Stored dataset items:
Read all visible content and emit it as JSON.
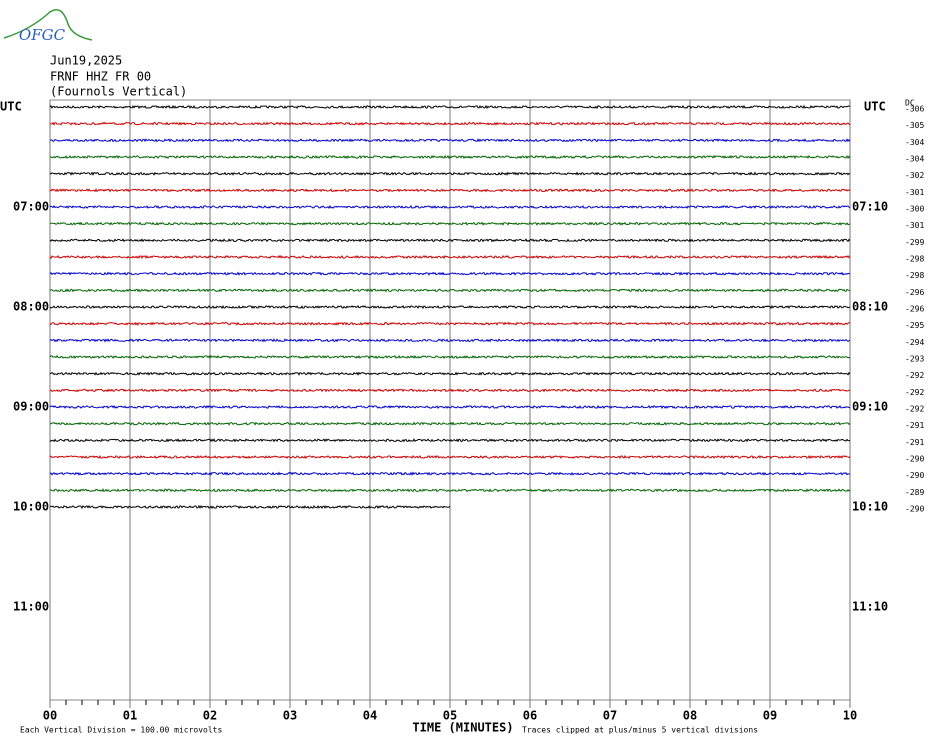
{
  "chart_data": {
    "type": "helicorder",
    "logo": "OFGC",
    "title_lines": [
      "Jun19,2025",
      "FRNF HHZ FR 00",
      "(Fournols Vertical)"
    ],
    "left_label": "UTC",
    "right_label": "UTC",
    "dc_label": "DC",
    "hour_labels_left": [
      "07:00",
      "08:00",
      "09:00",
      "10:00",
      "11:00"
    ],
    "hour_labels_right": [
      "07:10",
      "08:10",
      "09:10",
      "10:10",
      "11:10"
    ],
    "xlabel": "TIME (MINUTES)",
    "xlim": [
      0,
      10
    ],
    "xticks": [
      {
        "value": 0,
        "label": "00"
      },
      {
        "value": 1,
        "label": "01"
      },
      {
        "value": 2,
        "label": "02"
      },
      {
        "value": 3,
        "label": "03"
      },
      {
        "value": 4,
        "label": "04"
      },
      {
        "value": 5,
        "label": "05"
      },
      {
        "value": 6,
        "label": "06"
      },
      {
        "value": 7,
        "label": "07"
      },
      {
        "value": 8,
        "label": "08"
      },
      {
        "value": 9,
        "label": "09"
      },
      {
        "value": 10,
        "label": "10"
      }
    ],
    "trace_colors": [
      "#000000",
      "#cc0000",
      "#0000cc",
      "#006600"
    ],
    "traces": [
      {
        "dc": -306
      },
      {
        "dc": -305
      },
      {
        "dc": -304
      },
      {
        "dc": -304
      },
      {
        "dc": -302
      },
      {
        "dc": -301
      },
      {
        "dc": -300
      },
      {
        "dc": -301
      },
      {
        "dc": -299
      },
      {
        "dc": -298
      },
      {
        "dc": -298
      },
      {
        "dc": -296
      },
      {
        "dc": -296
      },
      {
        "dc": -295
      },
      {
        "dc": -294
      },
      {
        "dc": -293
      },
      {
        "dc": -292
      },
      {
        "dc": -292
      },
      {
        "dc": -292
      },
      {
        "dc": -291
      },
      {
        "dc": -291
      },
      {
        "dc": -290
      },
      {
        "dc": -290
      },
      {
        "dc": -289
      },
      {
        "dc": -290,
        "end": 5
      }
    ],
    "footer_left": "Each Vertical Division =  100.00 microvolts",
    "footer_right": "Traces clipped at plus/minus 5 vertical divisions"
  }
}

What you have to do | How many lines of these entries contain "value"? Answer with the number and nothing else.

Task answer | 11